> _Exercise instructions_: Lines containing the string "Output" are to be counted. Write only how many there are.

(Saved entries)
────────

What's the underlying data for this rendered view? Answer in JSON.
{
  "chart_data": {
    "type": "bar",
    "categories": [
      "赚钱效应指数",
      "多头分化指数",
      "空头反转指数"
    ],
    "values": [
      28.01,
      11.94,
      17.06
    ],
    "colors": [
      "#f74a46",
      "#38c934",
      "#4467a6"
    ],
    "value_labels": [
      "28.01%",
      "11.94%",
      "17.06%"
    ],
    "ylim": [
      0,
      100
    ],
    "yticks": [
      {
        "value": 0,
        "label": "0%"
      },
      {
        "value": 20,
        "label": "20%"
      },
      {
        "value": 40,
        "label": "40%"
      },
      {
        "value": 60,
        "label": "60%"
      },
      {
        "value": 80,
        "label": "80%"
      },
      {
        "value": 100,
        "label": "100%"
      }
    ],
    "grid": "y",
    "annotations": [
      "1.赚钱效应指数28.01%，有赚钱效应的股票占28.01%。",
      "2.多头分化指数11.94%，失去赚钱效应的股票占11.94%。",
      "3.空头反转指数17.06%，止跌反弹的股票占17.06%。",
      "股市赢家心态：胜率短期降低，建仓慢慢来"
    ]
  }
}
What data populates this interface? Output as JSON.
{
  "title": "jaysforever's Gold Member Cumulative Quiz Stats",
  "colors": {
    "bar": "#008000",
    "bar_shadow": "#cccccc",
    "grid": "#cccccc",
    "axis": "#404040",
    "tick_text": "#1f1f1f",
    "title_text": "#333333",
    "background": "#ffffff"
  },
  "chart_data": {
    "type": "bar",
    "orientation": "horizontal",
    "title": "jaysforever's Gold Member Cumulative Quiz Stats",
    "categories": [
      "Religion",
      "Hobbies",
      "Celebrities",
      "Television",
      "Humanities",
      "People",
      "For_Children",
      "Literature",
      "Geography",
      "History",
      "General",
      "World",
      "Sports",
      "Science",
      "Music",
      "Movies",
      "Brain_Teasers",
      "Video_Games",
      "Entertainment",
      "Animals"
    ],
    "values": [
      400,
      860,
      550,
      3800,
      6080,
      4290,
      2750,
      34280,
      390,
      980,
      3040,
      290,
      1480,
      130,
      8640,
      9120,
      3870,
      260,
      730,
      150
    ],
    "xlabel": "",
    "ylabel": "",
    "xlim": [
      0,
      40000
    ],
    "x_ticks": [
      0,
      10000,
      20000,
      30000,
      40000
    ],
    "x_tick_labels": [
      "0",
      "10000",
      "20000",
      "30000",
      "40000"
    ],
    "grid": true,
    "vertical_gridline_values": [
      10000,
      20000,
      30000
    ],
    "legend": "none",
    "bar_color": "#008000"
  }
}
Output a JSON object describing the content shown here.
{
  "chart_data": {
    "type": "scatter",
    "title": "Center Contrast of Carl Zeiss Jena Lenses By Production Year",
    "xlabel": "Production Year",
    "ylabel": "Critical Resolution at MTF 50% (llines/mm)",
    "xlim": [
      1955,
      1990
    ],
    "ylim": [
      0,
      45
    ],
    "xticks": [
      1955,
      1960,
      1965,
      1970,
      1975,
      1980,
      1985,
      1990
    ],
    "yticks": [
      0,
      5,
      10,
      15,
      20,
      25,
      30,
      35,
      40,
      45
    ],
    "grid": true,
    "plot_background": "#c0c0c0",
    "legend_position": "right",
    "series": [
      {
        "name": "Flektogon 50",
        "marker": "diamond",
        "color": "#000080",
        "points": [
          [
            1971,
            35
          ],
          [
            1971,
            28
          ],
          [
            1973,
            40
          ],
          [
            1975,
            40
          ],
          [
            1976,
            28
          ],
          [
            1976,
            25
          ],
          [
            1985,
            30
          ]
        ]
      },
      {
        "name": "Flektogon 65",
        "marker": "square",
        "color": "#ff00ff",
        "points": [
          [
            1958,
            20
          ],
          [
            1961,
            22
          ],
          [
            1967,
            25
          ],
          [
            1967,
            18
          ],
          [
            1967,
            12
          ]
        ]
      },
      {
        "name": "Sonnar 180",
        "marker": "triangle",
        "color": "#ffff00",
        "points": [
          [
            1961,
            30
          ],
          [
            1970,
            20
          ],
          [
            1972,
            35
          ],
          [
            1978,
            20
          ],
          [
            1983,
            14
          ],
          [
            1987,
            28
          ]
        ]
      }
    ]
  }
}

────────

> _Solution to the exercise_: 2